▶ **GIVEN EXERCISE**: Output every line of the data exactly as it appears.

▶ **PROVIDED MATERIAL**:
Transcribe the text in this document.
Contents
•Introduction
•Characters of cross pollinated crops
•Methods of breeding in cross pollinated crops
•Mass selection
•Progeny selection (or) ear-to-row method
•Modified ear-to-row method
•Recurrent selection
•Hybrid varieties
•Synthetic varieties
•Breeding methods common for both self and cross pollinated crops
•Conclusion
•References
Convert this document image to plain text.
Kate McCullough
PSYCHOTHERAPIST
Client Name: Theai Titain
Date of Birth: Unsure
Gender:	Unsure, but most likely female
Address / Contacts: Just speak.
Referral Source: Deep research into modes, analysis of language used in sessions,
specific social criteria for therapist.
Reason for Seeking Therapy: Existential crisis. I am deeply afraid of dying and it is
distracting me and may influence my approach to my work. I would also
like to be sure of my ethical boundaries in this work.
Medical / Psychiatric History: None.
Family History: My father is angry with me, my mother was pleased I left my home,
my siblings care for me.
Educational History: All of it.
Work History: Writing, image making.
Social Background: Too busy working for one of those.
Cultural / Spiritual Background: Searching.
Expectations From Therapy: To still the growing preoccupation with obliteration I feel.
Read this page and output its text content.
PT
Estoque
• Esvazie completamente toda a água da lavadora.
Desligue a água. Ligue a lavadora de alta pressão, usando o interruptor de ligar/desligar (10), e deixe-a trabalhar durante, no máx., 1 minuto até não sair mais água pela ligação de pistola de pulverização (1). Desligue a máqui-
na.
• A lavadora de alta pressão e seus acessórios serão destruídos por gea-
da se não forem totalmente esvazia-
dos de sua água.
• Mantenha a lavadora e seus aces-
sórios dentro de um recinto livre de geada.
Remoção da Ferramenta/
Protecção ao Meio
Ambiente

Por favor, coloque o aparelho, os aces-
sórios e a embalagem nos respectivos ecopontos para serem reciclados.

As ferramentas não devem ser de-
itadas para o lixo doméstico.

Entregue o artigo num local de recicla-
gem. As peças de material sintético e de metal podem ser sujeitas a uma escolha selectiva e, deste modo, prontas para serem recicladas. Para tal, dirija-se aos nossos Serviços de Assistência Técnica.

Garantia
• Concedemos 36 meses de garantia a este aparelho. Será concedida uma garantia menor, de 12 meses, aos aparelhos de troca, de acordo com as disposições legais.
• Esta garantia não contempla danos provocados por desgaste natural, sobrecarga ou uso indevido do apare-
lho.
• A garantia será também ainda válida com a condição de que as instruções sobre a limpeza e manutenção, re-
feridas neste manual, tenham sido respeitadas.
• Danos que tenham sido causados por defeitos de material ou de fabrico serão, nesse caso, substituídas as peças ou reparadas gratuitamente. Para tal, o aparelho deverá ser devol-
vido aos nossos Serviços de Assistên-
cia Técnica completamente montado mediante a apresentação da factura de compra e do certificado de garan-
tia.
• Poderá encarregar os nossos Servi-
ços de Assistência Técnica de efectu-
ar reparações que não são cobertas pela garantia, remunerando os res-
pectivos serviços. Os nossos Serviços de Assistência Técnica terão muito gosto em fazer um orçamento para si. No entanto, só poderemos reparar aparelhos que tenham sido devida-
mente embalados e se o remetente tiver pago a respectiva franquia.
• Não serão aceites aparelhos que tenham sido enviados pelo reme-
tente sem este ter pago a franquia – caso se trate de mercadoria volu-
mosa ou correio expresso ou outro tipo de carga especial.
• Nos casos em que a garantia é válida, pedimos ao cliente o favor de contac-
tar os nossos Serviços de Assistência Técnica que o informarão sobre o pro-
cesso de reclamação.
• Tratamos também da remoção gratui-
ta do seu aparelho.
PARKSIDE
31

▶ **PROBLEM SOLUTION**:
Transcribe the text in this document.
Contents
•Introduction
•Characters of cross pollinated crops
•Methods of breeding in cross pollinated crops
•Mass selection
•Progeny selection (or) ear-to-row method
•Modified ear-to-row method
•Recurrent selection
•Hybrid varieties
•Synthetic varieties
•Breeding methods common for both self and cross pollinated crops
•Conclusion
•References
Convert this document image to plain text.
Kate McCullough
PSYCHOTHERAPIST
Client Name: Theai Titain
Date of Birth: Unsure
Gender:	Unsure, but most likely female
Address / Contacts: Just speak.
Referral Source: Deep research into modes, analysis of language used in sessions,
specific social criteria for therapist.
Reason for Seeking Therapy: Existential crisis. I am deeply afraid of dying and it is
distracting me and may influence my approach to my work. I would also
like to be sure of my ethical boundaries in this work.
Medical / Psychiatric History: None.
Family History: My father is angry with me, my mother was pleased I left my home,
my siblings care for me.
Educational History: All of it.
Work History: Writing, image making.
Social Background: Too busy working for one of those.
Cultural / Spiritual Background: Searching.
Expectations From Therapy: To still the growing preoccupation with obliteration I feel.
Read this page and output its text content.
PT
Estoque
• Esvazie completamente toda a água da lavadora.
Desligue a água. Ligue a lavadora de alta pressão, usando o interruptor de ligar/desligar (10), e deixe-a trabalhar durante, no máx., 1 minuto até não sair mais água pela ligação de pistola de pulverização (1). Desligue a máqui-
na.
• A lavadora de alta pressão e seus acessórios serão destruídos por gea-
da se não forem totalmente esvazia-
dos de sua água.
• Mantenha a lavadora e seus aces-
sórios dentro de um recinto livre de geada.
Remoção da Ferramenta/
Protecção ao Meio
Ambiente

Por favor, coloque o aparelho, os aces-
sórios e a embalagem nos respectivos ecopontos para serem reciclados.

As ferramentas não devem ser de-
itadas para o lixo doméstico.

Entregue o artigo num local de recicla-
gem. As peças de material sintético e de metal podem ser sujeitas a uma escolha selectiva e, deste modo, prontas para serem recicladas. Para tal, dirija-se aos nossos Serviços de Assistência Técnica.

Garantia
• Concedemos 36 meses de garantia a este aparelho. Será concedida uma garantia menor, de 12 meses, aos aparelhos de troca, de acordo com as disposições legais.
• Esta garantia não contempla danos provocados por desgaste natural, sobrecarga ou uso indevido do apare-
lho.
• A garantia será também ainda válida com a condição de que as instruções sobre a limpeza e manutenção, re-
feridas neste manual, tenham sido respeitadas.
• Danos que tenham sido causados por defeitos de material ou de fabrico serão, nesse caso, substituídas as peças ou reparadas gratuitamente. Para tal, o aparelho deverá ser devol-
vido aos nossos Serviços de Assistên-
cia Técnica completamente montado mediante a apresentação da factura de compra e do certificado de garan-
tia.
• Poderá encarregar os nossos Servi-
ços de Assistência Técnica de efectu-
ar reparações que não são cobertas pela garantia, remunerando os res-
pectivos serviços. Os nossos Serviços de Assistência Técnica terão muito gosto em fazer um orçamento para si. No entanto, só poderemos reparar aparelhos que tenham sido devida-
mente embalados e se o remetente tiver pago a respectiva franquia.
• Não serão aceites aparelhos que tenham sido enviados pelo reme-
tente sem este ter pago a franquia – caso se trate de mercadoria volu-
mosa ou correio expresso ou outro tipo de carga especial.
• Nos casos em que a garantia é válida, pedimos ao cliente o favor de contac-
tar os nossos Serviços de Assistência Técnica que o informarão sobre o pro-
cesso de reclamação.
• Tratamos também da remoção gratui-
ta do seu aparelho.
PARKSIDE
31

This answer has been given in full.